══ Entries supplied
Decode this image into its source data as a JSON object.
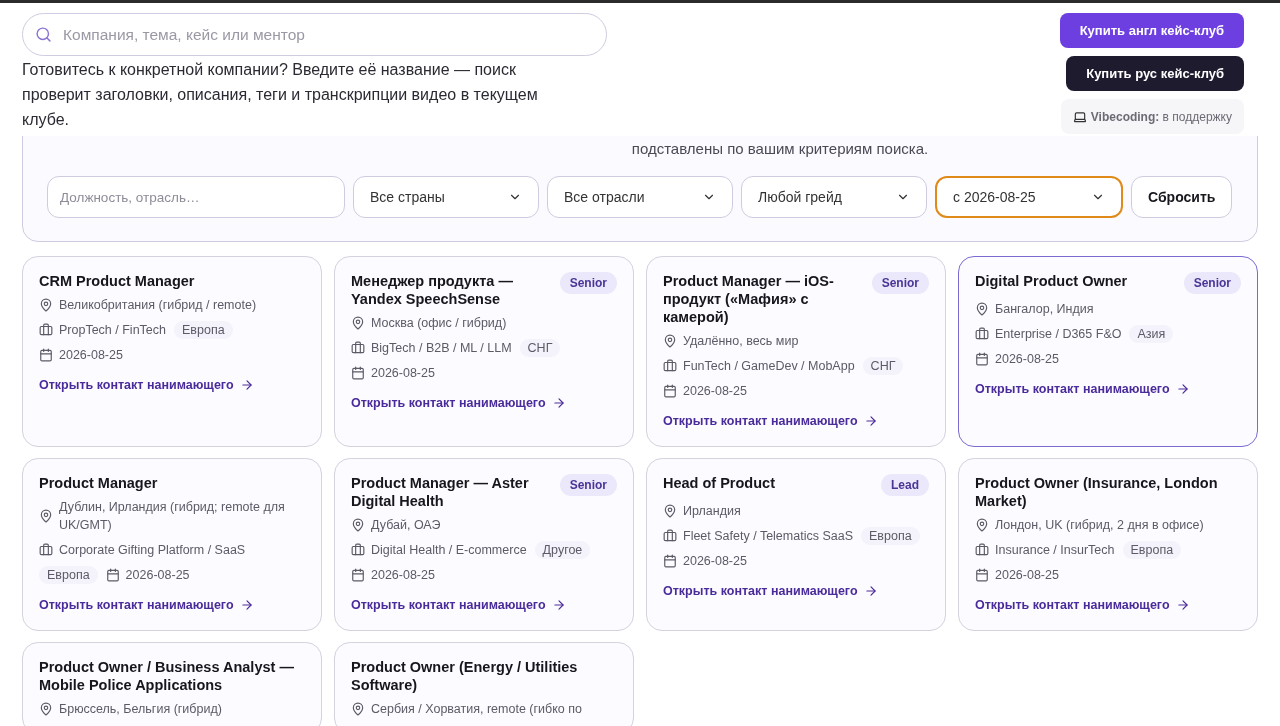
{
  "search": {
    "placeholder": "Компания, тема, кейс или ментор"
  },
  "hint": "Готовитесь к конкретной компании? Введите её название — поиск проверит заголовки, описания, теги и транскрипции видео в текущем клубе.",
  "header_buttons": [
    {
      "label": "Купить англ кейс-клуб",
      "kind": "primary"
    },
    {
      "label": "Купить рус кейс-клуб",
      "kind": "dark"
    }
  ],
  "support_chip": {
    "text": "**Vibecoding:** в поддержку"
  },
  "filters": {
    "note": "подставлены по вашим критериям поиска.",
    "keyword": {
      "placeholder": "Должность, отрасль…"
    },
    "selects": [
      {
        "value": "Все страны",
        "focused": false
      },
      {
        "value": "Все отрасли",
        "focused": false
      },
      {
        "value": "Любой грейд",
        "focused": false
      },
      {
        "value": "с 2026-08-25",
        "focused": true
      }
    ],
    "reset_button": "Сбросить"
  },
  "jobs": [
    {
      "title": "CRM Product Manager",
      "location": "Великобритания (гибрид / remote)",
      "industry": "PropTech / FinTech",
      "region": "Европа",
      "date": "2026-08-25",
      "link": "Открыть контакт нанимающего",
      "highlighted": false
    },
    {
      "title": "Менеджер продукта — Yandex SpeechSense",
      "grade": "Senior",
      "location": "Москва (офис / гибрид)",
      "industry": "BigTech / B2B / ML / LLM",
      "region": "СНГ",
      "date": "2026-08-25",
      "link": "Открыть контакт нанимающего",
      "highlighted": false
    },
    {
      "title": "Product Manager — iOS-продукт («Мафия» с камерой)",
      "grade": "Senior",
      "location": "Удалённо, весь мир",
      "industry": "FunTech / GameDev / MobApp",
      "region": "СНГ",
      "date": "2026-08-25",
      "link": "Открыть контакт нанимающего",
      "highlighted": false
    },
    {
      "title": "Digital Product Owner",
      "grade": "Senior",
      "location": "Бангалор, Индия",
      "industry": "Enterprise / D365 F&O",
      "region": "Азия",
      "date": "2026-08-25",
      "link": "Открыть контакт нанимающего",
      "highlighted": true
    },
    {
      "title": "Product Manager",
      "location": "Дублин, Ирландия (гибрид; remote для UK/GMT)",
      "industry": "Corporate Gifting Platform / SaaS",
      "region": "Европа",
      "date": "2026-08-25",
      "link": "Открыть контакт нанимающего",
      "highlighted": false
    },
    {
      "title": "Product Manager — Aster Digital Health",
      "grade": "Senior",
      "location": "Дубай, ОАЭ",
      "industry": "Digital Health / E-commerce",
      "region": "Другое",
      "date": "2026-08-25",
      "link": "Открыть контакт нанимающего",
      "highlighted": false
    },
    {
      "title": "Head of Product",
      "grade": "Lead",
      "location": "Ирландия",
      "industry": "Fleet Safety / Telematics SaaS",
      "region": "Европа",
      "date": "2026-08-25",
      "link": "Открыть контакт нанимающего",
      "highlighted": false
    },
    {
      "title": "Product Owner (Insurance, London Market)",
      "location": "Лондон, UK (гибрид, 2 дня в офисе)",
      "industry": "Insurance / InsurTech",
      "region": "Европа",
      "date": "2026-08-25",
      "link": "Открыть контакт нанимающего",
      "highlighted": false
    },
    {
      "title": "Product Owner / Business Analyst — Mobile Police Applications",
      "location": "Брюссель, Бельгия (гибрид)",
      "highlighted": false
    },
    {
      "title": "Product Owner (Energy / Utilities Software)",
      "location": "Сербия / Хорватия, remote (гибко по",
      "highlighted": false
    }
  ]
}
════
• _What you will do_: Reproduce the whole listing above word for word, but not its pictures.

• _Final result_:
Decode this image into its source data as a JSON object.
{
  "search": {
    "placeholder": "Компания, тема, кейс или ментор"
  },
  "hint": "Готовитесь к конкретной компании? Введите её название — поиск проверит заголовки, описания, теги и транскрипции видео в текущем клубе.",
  "header_buttons": [
    {
      "label": "Купить англ кейс-клуб",
      "kind": "primary"
    },
    {
      "label": "Купить рус кейс-клуб",
      "kind": "dark"
    }
  ],
  "support_chip": {
    "text": "**Vibecoding:** в поддержку"
  },
  "filters": {
    "note": "подставлены по вашим критериям поиска.",
    "keyword": {
      "placeholder": "Должность, отрасль…"
    },
    "selects": [
      {
        "value": "Все страны",
        "focused": false
      },
      {
        "value": "Все отрасли",
        "focused": false
      },
      {
        "value": "Любой грейд",
        "focused": false
      },
      {
        "value": "с 2026-08-25",
        "focused": true
      }
    ],
    "reset_button": "Сбросить"
  },
  "jobs": [
    {
      "title": "CRM Product Manager",
      "location": "Великобритания (гибрид / remote)",
      "industry": "PropTech / FinTech",
      "region": "Европа",
      "date": "2026-08-25",
      "link": "Открыть контакт нанимающего",
      "highlighted": false
    },
    {
      "title": "Менеджер продукта — Yandex SpeechSense",
      "grade": "Senior",
      "location": "Москва (офис / гибрид)",
      "industry": "BigTech / B2B / ML / LLM",
      "region": "СНГ",
      "date": "2026-08-25",
      "link": "Открыть контакт нанимающего",
      "highlighted": false
    },
    {
      "title": "Product Manager — iOS-продукт («Мафия» с камерой)",
      "grade": "Senior",
      "location": "Удалённо, весь мир",
      "industry": "FunTech / GameDev / MobApp",
      "region": "СНГ",
      "date": "2026-08-25",
      "link": "Открыть контакт нанимающего",
      "highlighted": false
    },
    {
      "title": "Digital Product Owner",
      "grade": "Senior",
      "location": "Бангалор, Индия",
      "industry": "Enterprise / D365 F&O",
      "region": "Азия",
      "date": "2026-08-25",
      "link": "Открыть контакт нанимающего",
      "highlighted": true
    },
    {
      "title": "Product Manager",
      "location": "Дублин, Ирландия (гибрид; remote для UK/GMT)",
      "industry": "Corporate Gifting Platform / SaaS",
      "region": "Европа",
      "date": "2026-08-25",
      "link": "Открыть контакт нанимающего",
      "highlighted": false
    },
    {
      "title": "Product Manager — Aster Digital Health",
      "grade": "Senior",
      "location": "Дубай, ОАЭ",
      "industry": "Digital Health / E-commerce",
      "region": "Другое",
      "date": "2026-08-25",
      "link": "Открыть контакт нанимающего",
      "highlighted": false
    },
    {
      "title": "Head of Product",
      "grade": "Lead",
      "location": "Ирландия",
      "industry": "Fleet Safety / Telematics SaaS",
      "region": "Европа",
      "date": "2026-08-25",
      "link": "Открыть контакт нанимающего",
      "highlighted": false
    },
    {
      "title": "Product Owner (Insurance, London Market)",
      "location": "Лондон, UK (гибрид, 2 дня в офисе)",
      "industry": "Insurance / InsurTech",
      "region": "Европа",
      "date": "2026-08-25",
      "link": "Открыть контакт нанимающего",
      "highlighted": false
    },
    {
      "title": "Product Owner / Business Analyst — Mobile Police Applications",
      "location": "Брюссель, Бельгия (гибрид)",
      "highlighted": false
    },
    {
      "title": "Product Owner (Energy / Utilities Software)",
      "location": "Сербия / Хорватия, remote (гибко по",
      "highlighted": false
    }
  ]
}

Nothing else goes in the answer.